» **EXERCISE BRIEF**
Read the listing below and copy out every line that holds "European".

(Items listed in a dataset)
---+---
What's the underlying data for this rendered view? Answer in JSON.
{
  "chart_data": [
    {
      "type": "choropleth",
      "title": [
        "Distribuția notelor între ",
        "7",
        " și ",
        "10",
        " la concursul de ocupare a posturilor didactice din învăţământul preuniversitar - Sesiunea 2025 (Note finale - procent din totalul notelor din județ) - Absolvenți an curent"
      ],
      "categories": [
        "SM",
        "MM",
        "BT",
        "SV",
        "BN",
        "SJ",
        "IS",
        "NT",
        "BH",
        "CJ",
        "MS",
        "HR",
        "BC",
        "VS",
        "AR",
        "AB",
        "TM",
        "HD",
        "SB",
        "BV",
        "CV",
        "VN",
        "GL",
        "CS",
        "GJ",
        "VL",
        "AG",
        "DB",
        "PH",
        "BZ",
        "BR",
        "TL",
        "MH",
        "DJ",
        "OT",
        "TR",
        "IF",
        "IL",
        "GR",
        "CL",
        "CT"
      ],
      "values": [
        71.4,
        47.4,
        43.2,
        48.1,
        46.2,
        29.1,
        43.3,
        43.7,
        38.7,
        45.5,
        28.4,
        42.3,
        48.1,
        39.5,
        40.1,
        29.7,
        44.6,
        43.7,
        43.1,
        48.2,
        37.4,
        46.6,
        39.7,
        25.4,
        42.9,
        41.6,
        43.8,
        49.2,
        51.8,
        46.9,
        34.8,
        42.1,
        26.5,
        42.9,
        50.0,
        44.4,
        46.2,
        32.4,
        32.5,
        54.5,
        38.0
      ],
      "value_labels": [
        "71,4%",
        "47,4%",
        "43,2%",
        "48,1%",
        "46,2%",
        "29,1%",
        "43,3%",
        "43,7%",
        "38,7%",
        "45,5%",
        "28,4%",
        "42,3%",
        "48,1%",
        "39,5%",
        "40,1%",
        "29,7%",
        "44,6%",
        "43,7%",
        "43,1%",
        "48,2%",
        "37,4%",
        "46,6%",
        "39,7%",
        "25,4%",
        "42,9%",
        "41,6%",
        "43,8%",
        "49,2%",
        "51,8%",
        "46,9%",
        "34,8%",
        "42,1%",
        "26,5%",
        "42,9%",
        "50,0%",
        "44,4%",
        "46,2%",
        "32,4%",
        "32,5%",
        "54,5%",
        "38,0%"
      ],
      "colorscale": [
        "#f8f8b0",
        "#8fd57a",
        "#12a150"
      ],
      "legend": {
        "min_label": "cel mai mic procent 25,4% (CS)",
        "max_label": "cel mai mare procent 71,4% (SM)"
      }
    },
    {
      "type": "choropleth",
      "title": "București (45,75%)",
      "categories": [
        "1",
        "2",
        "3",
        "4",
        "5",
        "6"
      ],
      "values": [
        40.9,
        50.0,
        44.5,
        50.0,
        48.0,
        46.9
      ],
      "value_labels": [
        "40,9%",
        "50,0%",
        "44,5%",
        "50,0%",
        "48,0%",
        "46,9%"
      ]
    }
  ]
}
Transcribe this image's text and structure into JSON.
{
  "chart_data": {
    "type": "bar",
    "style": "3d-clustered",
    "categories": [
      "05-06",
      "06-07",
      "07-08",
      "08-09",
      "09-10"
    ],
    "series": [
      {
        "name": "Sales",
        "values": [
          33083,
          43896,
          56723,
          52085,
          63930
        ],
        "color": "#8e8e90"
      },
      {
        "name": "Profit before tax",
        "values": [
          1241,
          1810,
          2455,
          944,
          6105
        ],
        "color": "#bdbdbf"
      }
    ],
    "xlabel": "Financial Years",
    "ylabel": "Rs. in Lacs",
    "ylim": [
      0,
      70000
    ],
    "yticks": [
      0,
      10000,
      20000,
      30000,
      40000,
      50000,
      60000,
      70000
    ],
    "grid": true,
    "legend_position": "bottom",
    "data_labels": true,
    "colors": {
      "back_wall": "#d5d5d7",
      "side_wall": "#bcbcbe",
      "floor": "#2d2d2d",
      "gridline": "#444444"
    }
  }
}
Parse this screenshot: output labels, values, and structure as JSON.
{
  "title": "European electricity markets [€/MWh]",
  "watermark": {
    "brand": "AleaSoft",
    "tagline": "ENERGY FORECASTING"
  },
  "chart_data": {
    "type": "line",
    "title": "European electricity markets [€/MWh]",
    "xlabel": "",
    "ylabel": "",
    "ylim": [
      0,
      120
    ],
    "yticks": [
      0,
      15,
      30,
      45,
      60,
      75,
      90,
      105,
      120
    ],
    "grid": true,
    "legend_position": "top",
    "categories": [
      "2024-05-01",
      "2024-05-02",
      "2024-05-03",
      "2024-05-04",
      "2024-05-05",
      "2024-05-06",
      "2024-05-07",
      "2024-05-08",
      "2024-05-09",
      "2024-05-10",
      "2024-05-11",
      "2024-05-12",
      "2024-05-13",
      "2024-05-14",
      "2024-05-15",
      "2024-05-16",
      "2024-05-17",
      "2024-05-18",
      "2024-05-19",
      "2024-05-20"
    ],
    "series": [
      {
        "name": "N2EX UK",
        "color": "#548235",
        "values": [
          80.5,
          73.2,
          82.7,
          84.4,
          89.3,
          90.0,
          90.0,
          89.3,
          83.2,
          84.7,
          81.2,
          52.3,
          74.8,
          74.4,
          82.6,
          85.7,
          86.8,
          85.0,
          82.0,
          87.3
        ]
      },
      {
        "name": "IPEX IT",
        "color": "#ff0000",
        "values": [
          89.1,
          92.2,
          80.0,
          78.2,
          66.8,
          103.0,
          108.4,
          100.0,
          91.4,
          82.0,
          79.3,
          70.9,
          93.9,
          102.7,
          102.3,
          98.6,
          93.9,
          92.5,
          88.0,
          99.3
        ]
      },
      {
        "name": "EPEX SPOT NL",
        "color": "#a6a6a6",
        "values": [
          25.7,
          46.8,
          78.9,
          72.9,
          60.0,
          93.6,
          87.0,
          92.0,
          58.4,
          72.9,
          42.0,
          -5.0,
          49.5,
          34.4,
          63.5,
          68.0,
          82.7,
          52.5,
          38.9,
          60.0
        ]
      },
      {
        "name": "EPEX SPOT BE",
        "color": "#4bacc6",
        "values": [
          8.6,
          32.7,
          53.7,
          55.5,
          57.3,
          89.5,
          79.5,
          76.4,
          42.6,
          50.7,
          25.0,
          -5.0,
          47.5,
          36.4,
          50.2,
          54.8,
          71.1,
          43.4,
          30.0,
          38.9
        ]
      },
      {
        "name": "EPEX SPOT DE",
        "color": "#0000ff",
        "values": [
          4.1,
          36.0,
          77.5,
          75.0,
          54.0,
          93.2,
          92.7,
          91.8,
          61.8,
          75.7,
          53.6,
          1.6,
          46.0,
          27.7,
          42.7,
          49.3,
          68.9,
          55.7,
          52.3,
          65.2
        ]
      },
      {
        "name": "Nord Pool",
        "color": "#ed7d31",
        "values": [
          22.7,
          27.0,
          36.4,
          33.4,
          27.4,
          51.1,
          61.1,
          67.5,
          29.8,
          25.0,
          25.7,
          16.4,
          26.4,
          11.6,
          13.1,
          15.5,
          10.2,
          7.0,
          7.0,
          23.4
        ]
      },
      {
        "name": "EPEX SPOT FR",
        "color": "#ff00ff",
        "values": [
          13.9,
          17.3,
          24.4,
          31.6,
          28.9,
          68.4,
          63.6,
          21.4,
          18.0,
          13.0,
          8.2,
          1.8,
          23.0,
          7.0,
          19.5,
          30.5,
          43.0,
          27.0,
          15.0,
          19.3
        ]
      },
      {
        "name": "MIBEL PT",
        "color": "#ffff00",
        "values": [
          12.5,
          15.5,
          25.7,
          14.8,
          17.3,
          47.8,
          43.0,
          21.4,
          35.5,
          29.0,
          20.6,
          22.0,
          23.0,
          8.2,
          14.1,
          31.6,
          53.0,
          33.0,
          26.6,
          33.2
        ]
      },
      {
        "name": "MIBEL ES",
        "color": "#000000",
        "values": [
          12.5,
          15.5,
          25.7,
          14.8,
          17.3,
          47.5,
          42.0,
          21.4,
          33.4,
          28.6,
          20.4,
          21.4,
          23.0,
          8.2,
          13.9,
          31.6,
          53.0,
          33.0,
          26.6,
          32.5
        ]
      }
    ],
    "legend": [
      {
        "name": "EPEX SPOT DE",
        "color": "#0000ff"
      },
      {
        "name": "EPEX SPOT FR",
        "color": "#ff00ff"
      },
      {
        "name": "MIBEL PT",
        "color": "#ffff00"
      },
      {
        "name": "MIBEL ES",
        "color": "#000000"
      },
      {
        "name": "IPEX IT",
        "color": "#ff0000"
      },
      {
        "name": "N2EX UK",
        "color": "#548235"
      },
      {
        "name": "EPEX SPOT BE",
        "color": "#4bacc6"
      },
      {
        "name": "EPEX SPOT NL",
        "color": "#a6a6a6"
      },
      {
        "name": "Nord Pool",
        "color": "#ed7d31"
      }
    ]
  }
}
---+---
» **EXERCISE RESULT**
  "title": "European electricity markets [€/MWh]",
    "title": "European electricity markets [€/MWh]",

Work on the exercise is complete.